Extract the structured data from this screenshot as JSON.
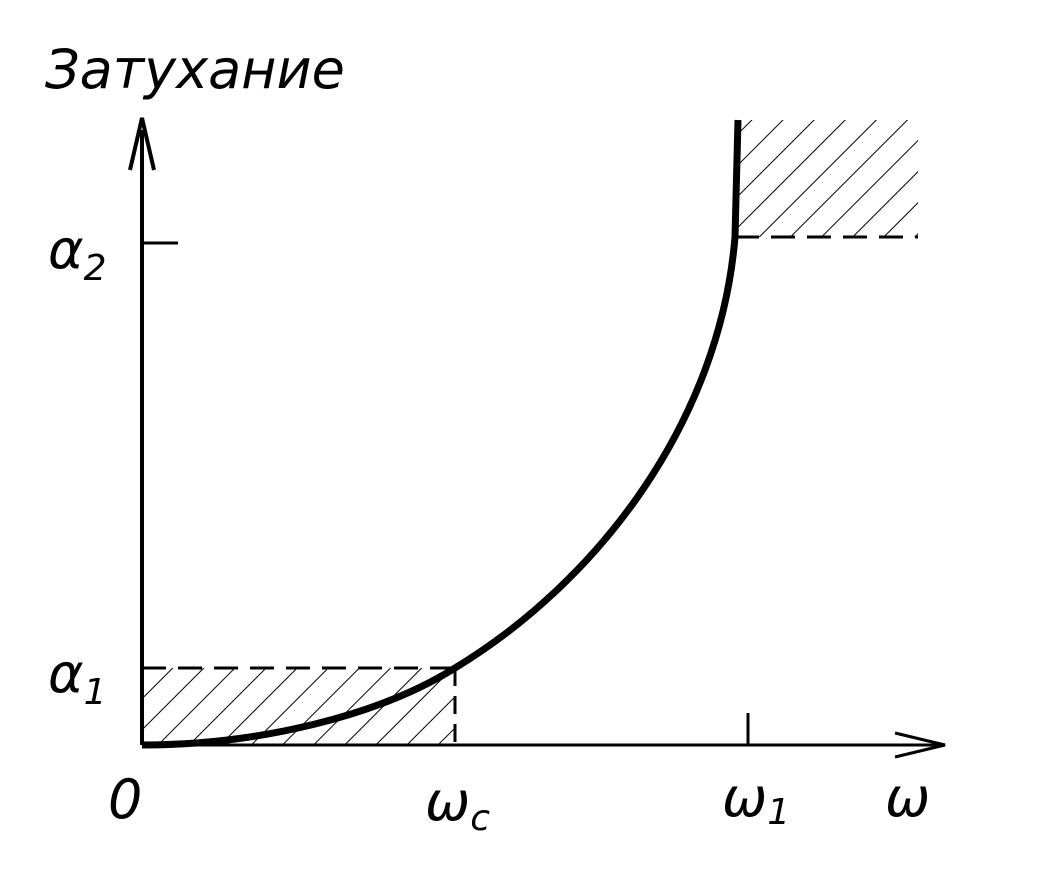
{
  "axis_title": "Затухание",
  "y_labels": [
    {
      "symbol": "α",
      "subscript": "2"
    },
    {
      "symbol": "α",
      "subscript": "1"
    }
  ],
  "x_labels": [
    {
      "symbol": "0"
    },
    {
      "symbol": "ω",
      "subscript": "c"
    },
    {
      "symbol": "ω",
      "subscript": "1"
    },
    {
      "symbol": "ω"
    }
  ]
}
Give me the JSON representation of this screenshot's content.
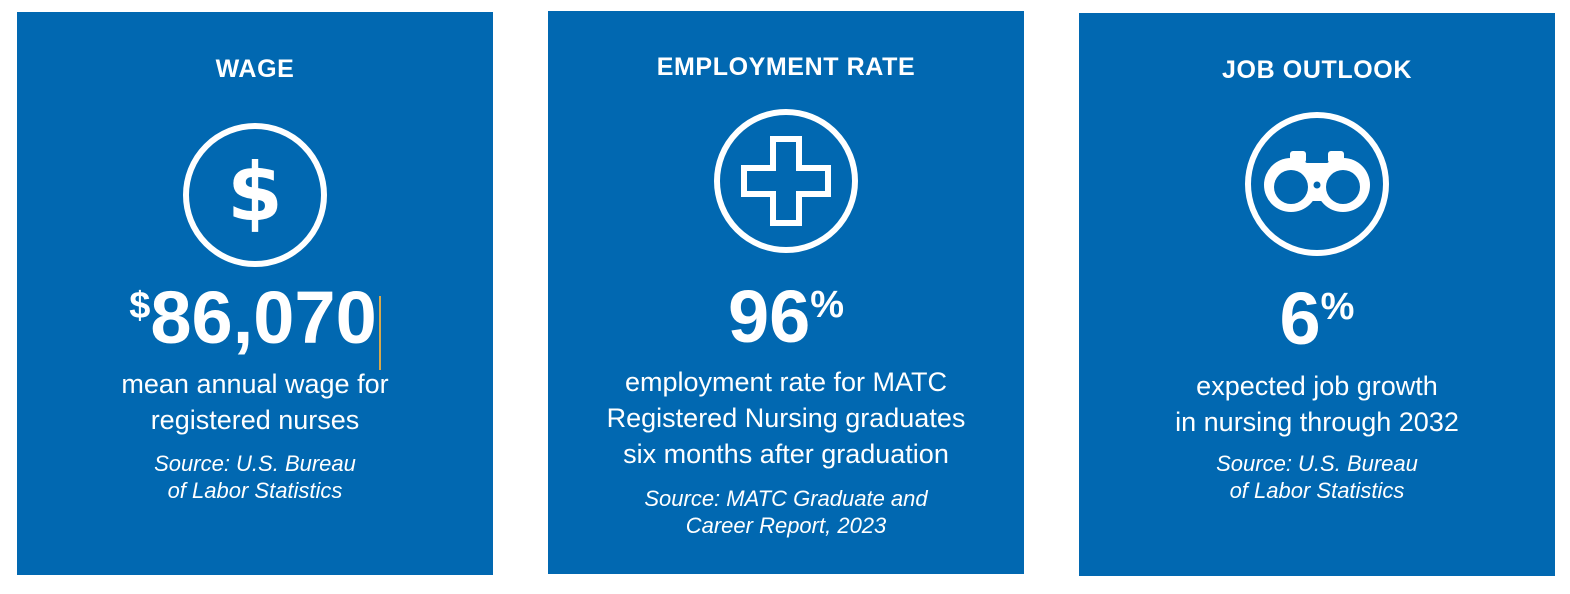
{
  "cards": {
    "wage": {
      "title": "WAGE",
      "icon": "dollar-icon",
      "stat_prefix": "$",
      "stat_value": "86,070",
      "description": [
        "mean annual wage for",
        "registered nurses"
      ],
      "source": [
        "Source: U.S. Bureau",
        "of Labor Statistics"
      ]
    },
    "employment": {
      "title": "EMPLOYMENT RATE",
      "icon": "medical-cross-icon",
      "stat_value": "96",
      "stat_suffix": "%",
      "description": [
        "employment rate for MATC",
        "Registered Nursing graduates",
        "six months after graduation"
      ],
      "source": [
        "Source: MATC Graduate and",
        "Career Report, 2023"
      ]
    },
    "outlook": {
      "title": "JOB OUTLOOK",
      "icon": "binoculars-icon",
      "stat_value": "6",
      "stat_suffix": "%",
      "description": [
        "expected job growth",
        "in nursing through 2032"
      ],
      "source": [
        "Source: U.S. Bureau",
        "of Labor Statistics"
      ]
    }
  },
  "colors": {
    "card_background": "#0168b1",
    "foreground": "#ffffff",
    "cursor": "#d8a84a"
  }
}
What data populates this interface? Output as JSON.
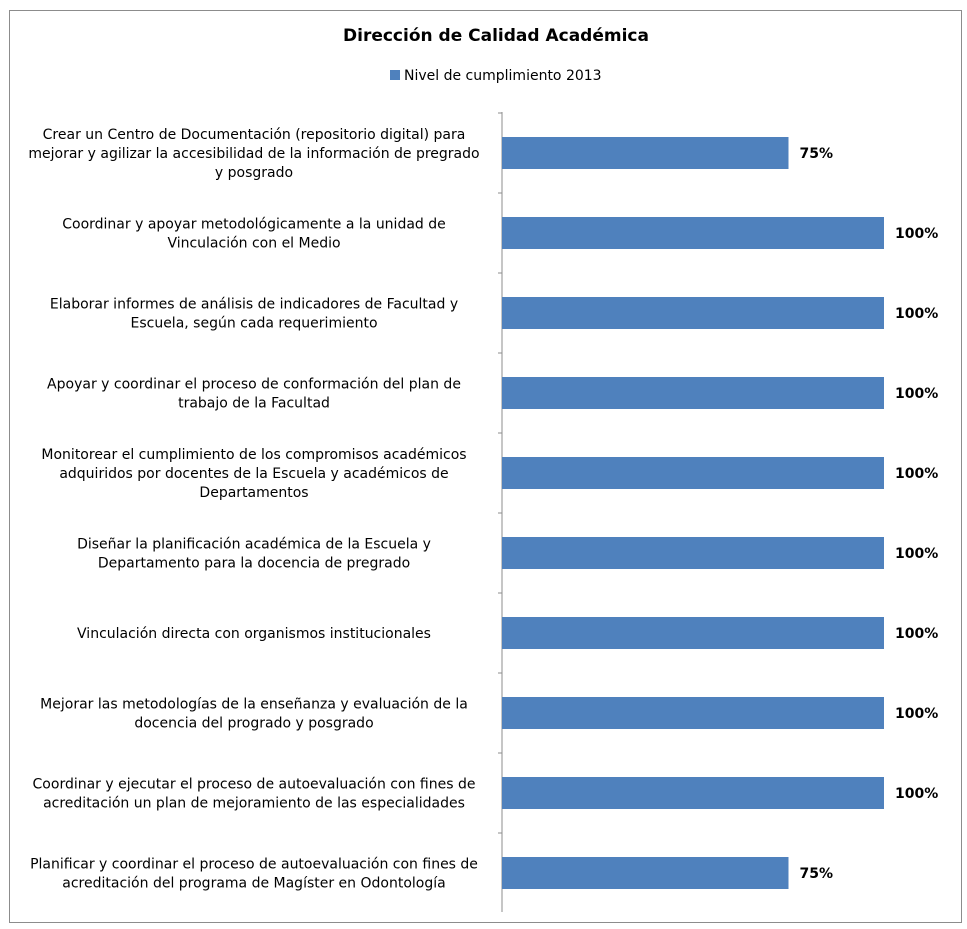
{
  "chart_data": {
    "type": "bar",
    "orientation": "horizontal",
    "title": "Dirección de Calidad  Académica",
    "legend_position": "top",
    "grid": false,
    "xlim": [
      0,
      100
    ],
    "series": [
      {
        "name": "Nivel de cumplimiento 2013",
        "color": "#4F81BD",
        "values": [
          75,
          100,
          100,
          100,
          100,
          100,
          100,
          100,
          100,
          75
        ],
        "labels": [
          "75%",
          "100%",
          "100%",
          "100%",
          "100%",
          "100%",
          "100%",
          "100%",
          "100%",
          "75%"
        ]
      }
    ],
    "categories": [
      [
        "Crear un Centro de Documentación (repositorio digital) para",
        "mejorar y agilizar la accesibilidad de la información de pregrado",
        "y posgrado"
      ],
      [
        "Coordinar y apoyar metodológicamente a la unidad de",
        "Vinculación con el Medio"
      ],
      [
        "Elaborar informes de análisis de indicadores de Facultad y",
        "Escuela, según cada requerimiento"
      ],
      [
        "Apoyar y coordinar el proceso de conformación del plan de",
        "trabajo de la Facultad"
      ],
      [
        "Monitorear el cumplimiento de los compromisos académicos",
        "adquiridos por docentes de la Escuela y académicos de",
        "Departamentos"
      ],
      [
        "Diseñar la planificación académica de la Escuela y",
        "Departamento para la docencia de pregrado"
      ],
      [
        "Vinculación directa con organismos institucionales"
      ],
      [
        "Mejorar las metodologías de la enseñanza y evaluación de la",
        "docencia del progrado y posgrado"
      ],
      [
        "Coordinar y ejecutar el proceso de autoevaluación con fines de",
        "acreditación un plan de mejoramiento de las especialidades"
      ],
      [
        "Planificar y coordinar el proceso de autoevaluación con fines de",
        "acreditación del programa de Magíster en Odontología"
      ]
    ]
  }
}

= Requirement =
Extract every line of the data exactly; pictures stay out.

= Exercise response =
Extract the structured data from this screenshot as JSON.
{
  "axis_title": "Затухание",
  "y_labels": [
    {
      "symbol": "α",
      "subscript": "2"
    },
    {
      "symbol": "α",
      "subscript": "1"
    }
  ],
  "x_labels": [
    {
      "symbol": "0"
    },
    {
      "symbol": "ω",
      "subscript": "c"
    },
    {
      "symbol": "ω",
      "subscript": "1"
    },
    {
      "symbol": "ω"
    }
  ]
}
Give me the JSON representation of this screenshot's content.
{
  "cards": {
    "wage": {
      "title": "WAGE",
      "icon": "dollar-icon",
      "stat_prefix": "$",
      "stat_value": "86,070",
      "description": [
        "mean annual wage for",
        "registered nurses"
      ],
      "source": [
        "Source: U.S. Bureau",
        "of Labor Statistics"
      ]
    },
    "employment": {
      "title": "EMPLOYMENT RATE",
      "icon": "medical-cross-icon",
      "stat_value": "96",
      "stat_suffix": "%",
      "description": [
        "employment rate for MATC",
        "Registered Nursing graduates",
        "six months after graduation"
      ],
      "source": [
        "Source: MATC Graduate and",
        "Career Report, 2023"
      ]
    },
    "outlook": {
      "title": "JOB OUTLOOK",
      "icon": "binoculars-icon",
      "stat_value": "6",
      "stat_suffix": "%",
      "description": [
        "expected job growth",
        "in nursing through 2032"
      ],
      "source": [
        "Source: U.S. Bureau",
        "of Labor Statistics"
      ]
    }
  },
  "colors": {
    "card_background": "#0168b1",
    "foreground": "#ffffff",
    "cursor": "#d8a84a"
  }
}
What data populates this interface? Output as JSON.
{
  "chart_data": {
    "type": "bar",
    "orientation": "horizontal",
    "title": "Dirección de Calidad  Académica",
    "legend_position": "top",
    "grid": false,
    "xlim": [
      0,
      100
    ],
    "series": [
      {
        "name": "Nivel de cumplimiento 2013",
        "color": "#4F81BD",
        "values": [
          75,
          100,
          100,
          100,
          100,
          100,
          100,
          100,
          100,
          75
        ],
        "labels": [
          "75%",
          "100%",
          "100%",
          "100%",
          "100%",
          "100%",
          "100%",
          "100%",
          "100%",
          "75%"
        ]
      }
    ],
    "categories": [
      [
        "Crear un Centro de Documentación (repositorio digital) para",
        "mejorar y agilizar la accesibilidad de la información de pregrado",
        "y posgrado"
      ],
      [
        "Coordinar y apoyar metodológicamente a la unidad de",
        "Vinculación con el Medio"
      ],
      [
        "Elaborar informes de análisis de indicadores de Facultad y",
        "Escuela, según cada requerimiento"
      ],
      [
        "Apoyar y coordinar el proceso de conformación del plan de",
        "trabajo de la Facultad"
      ],
      [
        "Monitorear el cumplimiento de los compromisos académicos",
        "adquiridos por docentes de la Escuela y académicos de",
        "Departamentos"
      ],
      [
        "Diseñar la planificación académica de la Escuela y",
        "Departamento para la docencia de pregrado"
      ],
      [
        "Vinculación directa con organismos institucionales"
      ],
      [
        "Mejorar las metodologías de la enseñanza y evaluación de la",
        "docencia del progrado y posgrado"
      ],
      [
        "Coordinar y ejecutar el proceso de autoevaluación con fines de",
        "acreditación un plan de mejoramiento de las especialidades"
      ],
      [
        "Planificar y coordinar el proceso de autoevaluación con fines de",
        "acreditación del programa de Magíster en Odontología"
      ]
    ]
  }
}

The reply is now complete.